* [Given request] Omit any picture, and return the remaining data exactly as written.

[Stored items]
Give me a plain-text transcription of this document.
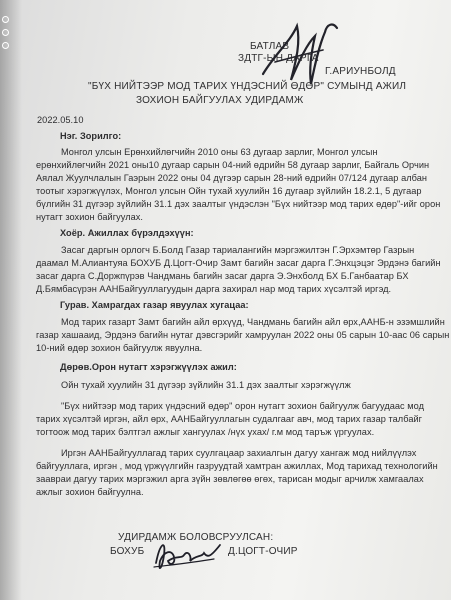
БАТЛАВ
ЗДТГ-ЫН ДАРГА
Г.АРИУНБОЛД
"БҮХ НИЙТЭЭР МОД ТАРИХ ҮНДЭСНИЙ ӨДӨР" СУМЫНД АЖИЛ
ЗОХИОН БАЙГУУЛАХ УДИРДАМЖ
2022.05.10
Нэг. Зорилго:
Монгол улсын Ерөнхийлөгчийн 2010 оны 63 дугаар зарлиг, Монгол улсын
ерөнхийлөгчийн 2021 оны10 дугаар сарын 04-ний өдрийн 58 дугаар зарлиг, Байгаль Орчин
Аялал Жуулчлалын Гаэрын 2022 оны 04 дүгээр сарын 28-ний өдрийн 07/124 дугаар албан
тоотыг хэрэгжүүлэх, Монгол улсын Ойн тухай хуулийн 16 дугаар зүйлийн 18.2.1, 5 дугаар
бүлгийн 31 дүгээр зүйлийн 31.1 дэх заалтыг үндэслэн "Бүх нийтээр мод тарих өдөр"-ийг орон
нутагт зохион байгуулах.
Хоёр. Ажиллах бүрэлдэхүүн:
Засаг даргын орлогч Б.Болд Газар тариалангийн мэргэжилтэн Г.Эрхэмтөр Газрын
даамал М.Алиантуяа БОХУБ Д.Цогт-Очир Замт багийн засаг дарга Г.Энхцэцэг Эрдэнэ багийн
засаг дарга С.Доржпүрэв Чандмань багийн засаг дарга Э.Энхболд БХ Б.Ганбаатар БХ
Д.Бямбасүрэн ААНБайгууллагуудын дарга захирал нар мод тарих хүсэлтэй иргэд.
Гурав. Хамрагдах газар явуулах хугацаа:
Мод тарих газарт Замт багийн айл өрхүүд, Чандмань багийн айл өрх,ААНБ-н эзэмшлийн
газар хашааид, Эрдэнэ багийн нутаг дэвсгэрийг хамруулан 2022 оны 05 сарын 10-аас 06 сарын
10-ний өдөр зохион байгуулж явуулна.
Дөрөв.Орон нутагт хэрэгжүүлэх ажил:
Ойн тухай хуулийн 31 дүгээр зүйлийн 31.1 дэх заалтыг хэрэгжүүлж
"Бүх нийтээр мод тарих үндэсний өдөр" орон нутагт зохион байгуулж багуудаас мод
тарих хүсэлтэй иргэн, айл өрх, ААНБайгууллагын судалгааг авч, мод тарих газар талбайг
тогтоож мод тарих бэлтгэл ажлыг хангуулах /нүх ухах/ г.м мод таръж үргуулах.
Иргэн ААНБайгууллагад тарих суулгацаар захиалгын дагуу хангаж мод нийлүүлэх
байгууллага, иргэн , мод үржүүлгийн газруудтай хамтран ажиллах, Мод тарихад технологийн
заавраи дагуу тарих мэргэжил арга зүйн зөвлөгөө өгөх, тарисан модыг арчилж хамгаалах
ажлыг зохион байгуулна.
УДИРДАМЖ БОЛОВСРУУЛСАН:
БОХУБ	Д.ЦОГТ-ОЧИР
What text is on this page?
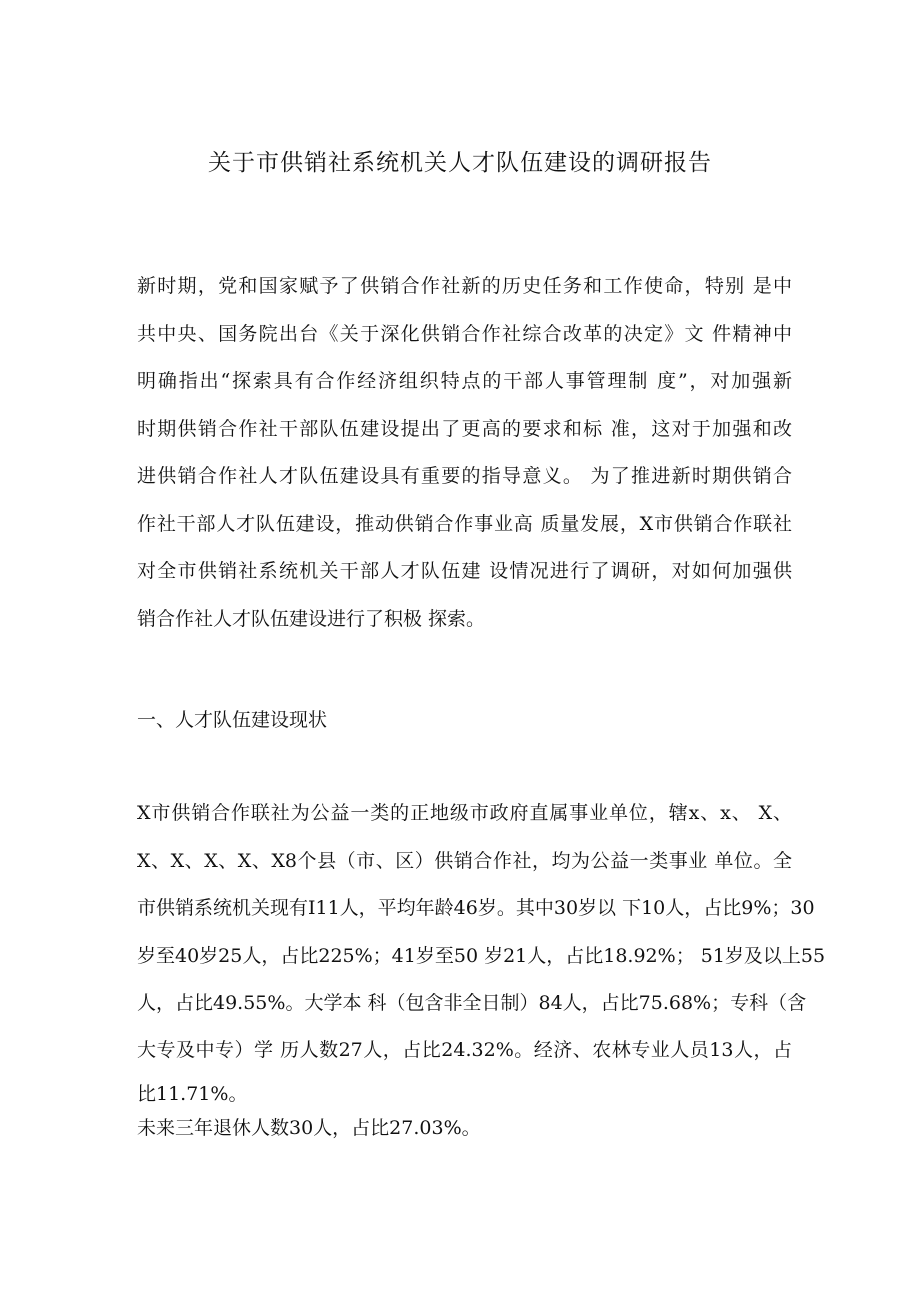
关于市供销社系统机关人才队伍建设的调研报告
新时期，党和国家赋予了供销合作社新的历史任务和工作使命，特别 是中
共中央、国务院出台《关于深化供销合作社综合改革的决定》文 件精神中
明确指出“探索具有合作经济组织特点的干部人事管理制 度”，对加强新
时期供销合作社干部队伍建设提出了更高的要求和标 准，这对于加强和改
进供销合作社人才队伍建设具有重要的指导意义。 为了推进新时期供销合
作社干部人才队伍建设，推动供销合作事业高 质量发展，X市供销合作联社
对全市供销社系统机关干部人才队伍建 设情况进行了调研，对如何加强供
销合作社人才队伍建设进行了积极 探索。
一、人才队伍建设现状
X市供销合作联社为公益一类的正地级市政府直属事业单位，辖x、x、 X、
X、X、X、X、X8个县（市、区）供销合作社，均为公益一类事业 单位。全
市供销系统机关现有I11人，平均年龄46岁。其中30岁以 下10人，占比9%；30
岁至40岁25人，占比225%；41岁至50 岁21人，占比18.92%； 51岁及以上55
人，占比49.55%。大学本 科（包含非全日制）84人，占比75.68%；专科（含
大专及中专）学 历人数27人，占比24.32%。经济、农林专业人员13人，占
比11.71%。
未来三年退休人数30人，占比27.03%。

* [Answer to the problem]
Give me a plain-text transcription of this document.
БАТЛАВ
ЗДТГ-ЫН ДАРГА
Г.АРИУНБОЛД
"БҮХ НИЙТЭЭР МОД ТАРИХ ҮНДЭСНИЙ ӨДӨР" СУМЫНД АЖИЛ
ЗОХИОН БАЙГУУЛАХ УДИРДАМЖ
2022.05.10
Нэг. Зорилго:
Монгол улсын Ерөнхийлөгчийн 2010 оны 63 дугаар зарлиг, Монгол улсын
ерөнхийлөгчийн 2021 оны10 дугаар сарын 04-ний өдрийн 58 дугаар зарлиг, Байгаль Орчин
Аялал Жуулчлалын Гаэрын 2022 оны 04 дүгээр сарын 28-ний өдрийн 07/124 дугаар албан
тоотыг хэрэгжүүлэх, Монгол улсын Ойн тухай хуулийн 16 дугаар зүйлийн 18.2.1, 5 дугаар
бүлгийн 31 дүгээр зүйлийн 31.1 дэх заалтыг үндэслэн "Бүх нийтээр мод тарих өдөр"-ийг орон
нутагт зохион байгуулах.
Хоёр. Ажиллах бүрэлдэхүүн:
Засаг даргын орлогч Б.Болд Газар тариалангийн мэргэжилтэн Г.Эрхэмтөр Газрын
даамал М.Алиантуяа БОХУБ Д.Цогт-Очир Замт багийн засаг дарга Г.Энхцэцэг Эрдэнэ багийн
засаг дарга С.Доржпүрэв Чандмань багийн засаг дарга Э.Энхболд БХ Б.Ганбаатар БХ
Д.Бямбасүрэн ААНБайгууллагуудын дарга захирал нар мод тарих хүсэлтэй иргэд.
Гурав. Хамрагдах газар явуулах хугацаа:
Мод тарих газарт Замт багийн айл өрхүүд, Чандмань багийн айл өрх,ААНБ-н эзэмшлийн
газар хашааид, Эрдэнэ багийн нутаг дэвсгэрийг хамруулан 2022 оны 05 сарын 10-аас 06 сарын
10-ний өдөр зохион байгуулж явуулна.
Дөрөв.Орон нутагт хэрэгжүүлэх ажил:
Ойн тухай хуулийн 31 дүгээр зүйлийн 31.1 дэх заалтыг хэрэгжүүлж
"Бүх нийтээр мод тарих үндэсний өдөр" орон нутагт зохион байгуулж багуудаас мод
тарих хүсэлтэй иргэн, айл өрх, ААНБайгууллагын судалгааг авч, мод тарих газар талбайг
тогтоож мод тарих бэлтгэл ажлыг хангуулах /нүх ухах/ г.м мод таръж үргуулах.
Иргэн ААНБайгууллагад тарих суулгацаар захиалгын дагуу хангаж мод нийлүүлэх
байгууллага, иргэн , мод үржүүлгийн газруудтай хамтран ажиллах, Мод тарихад технологийн
заавраи дагуу тарих мэргэжил арга зүйн зөвлөгөө өгөх, тарисан модыг арчилж хамгаалах
ажлыг зохион байгуулна.
УДИРДАМЖ БОЛОВСРУУЛСАН:
БОХУБ	Д.ЦОГТ-ОЧИР
What text is on this page?
关于市供销社系统机关人才队伍建设的调研报告
新时期，党和国家赋予了供销合作社新的历史任务和工作使命，特别 是中
共中央、国务院出台《关于深化供销合作社综合改革的决定》文 件精神中
明确指出“探索具有合作经济组织特点的干部人事管理制 度”，对加强新
时期供销合作社干部队伍建设提出了更高的要求和标 准，这对于加强和改
进供销合作社人才队伍建设具有重要的指导意义。 为了推进新时期供销合
作社干部人才队伍建设，推动供销合作事业高 质量发展，X市供销合作联社
对全市供销社系统机关干部人才队伍建 设情况进行了调研，对如何加强供
销合作社人才队伍建设进行了积极 探索。
一、人才队伍建设现状
X市供销合作联社为公益一类的正地级市政府直属事业单位，辖x、x、 X、
X、X、X、X、X8个县（市、区）供销合作社，均为公益一类事业 单位。全
市供销系统机关现有I11人，平均年龄46岁。其中30岁以 下10人，占比9%；30
岁至40岁25人，占比225%；41岁至50 岁21人，占比18.92%； 51岁及以上55
人，占比49.55%。大学本 科（包含非全日制）84人，占比75.68%；专科（含
大专及中专）学 历人数27人，占比24.32%。经济、农林专业人员13人，占
比11.71%。
未来三年退休人数30人，占比27.03%。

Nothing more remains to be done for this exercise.